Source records
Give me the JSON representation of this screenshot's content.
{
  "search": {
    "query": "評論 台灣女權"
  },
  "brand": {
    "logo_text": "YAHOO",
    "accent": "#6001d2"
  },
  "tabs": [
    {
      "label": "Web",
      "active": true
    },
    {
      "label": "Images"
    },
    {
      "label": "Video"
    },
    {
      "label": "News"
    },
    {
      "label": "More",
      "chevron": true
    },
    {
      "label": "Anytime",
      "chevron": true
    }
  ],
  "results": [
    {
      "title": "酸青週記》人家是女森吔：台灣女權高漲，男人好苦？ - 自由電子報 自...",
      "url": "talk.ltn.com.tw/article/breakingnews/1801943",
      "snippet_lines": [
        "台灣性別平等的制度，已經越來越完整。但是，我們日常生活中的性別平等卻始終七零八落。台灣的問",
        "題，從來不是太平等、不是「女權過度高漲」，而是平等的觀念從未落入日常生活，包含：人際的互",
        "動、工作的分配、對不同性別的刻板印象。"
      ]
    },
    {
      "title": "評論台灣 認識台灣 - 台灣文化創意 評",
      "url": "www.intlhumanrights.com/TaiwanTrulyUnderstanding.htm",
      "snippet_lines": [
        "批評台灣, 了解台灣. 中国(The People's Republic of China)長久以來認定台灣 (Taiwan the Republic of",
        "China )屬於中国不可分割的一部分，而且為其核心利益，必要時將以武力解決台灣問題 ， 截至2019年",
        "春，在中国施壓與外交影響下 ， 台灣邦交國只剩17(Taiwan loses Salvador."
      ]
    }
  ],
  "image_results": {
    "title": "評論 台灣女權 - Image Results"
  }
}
--
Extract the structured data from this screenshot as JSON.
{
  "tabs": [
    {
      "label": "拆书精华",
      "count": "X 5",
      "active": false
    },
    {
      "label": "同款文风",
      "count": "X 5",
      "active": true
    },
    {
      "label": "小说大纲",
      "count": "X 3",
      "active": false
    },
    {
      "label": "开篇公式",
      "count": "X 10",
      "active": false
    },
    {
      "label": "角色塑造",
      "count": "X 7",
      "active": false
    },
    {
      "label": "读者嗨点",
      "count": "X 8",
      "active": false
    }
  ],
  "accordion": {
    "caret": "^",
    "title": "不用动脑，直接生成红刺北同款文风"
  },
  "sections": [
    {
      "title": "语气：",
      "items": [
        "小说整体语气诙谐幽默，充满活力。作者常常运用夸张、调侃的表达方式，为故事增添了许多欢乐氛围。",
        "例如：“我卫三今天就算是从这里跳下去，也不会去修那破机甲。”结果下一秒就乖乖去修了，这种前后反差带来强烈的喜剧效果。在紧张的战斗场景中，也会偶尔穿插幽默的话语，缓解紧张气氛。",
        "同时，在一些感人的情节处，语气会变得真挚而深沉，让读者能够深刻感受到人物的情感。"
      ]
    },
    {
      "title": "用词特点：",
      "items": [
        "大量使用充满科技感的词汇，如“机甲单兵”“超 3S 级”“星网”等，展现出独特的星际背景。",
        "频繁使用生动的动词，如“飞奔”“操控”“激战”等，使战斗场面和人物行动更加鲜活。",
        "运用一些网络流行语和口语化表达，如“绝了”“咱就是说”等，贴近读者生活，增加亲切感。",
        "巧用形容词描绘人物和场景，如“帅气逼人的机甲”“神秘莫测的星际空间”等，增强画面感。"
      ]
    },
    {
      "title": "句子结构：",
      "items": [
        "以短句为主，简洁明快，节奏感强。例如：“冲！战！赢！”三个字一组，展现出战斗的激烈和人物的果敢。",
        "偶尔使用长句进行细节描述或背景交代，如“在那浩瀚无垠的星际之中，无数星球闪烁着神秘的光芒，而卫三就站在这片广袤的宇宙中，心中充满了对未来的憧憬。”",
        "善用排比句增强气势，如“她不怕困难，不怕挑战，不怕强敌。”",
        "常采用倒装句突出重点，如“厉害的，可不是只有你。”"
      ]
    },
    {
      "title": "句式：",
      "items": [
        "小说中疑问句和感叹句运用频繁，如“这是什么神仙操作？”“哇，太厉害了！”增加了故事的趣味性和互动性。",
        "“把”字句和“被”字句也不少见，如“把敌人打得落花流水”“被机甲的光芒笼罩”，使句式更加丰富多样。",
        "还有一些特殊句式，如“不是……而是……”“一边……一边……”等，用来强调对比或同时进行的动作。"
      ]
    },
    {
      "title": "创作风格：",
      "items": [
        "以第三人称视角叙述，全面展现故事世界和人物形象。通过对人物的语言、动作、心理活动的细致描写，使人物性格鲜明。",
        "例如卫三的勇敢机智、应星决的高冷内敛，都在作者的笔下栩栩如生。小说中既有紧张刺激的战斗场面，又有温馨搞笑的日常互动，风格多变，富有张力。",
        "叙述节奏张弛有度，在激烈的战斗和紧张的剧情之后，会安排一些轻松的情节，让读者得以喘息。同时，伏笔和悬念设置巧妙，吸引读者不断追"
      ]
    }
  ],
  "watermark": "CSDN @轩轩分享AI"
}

Task directions:
Copy all lines from the listing that contain "this".

Exercise response:
Give me the JSON representation of this screenshot's content.
Extract the structured data from this screenshot as JSON.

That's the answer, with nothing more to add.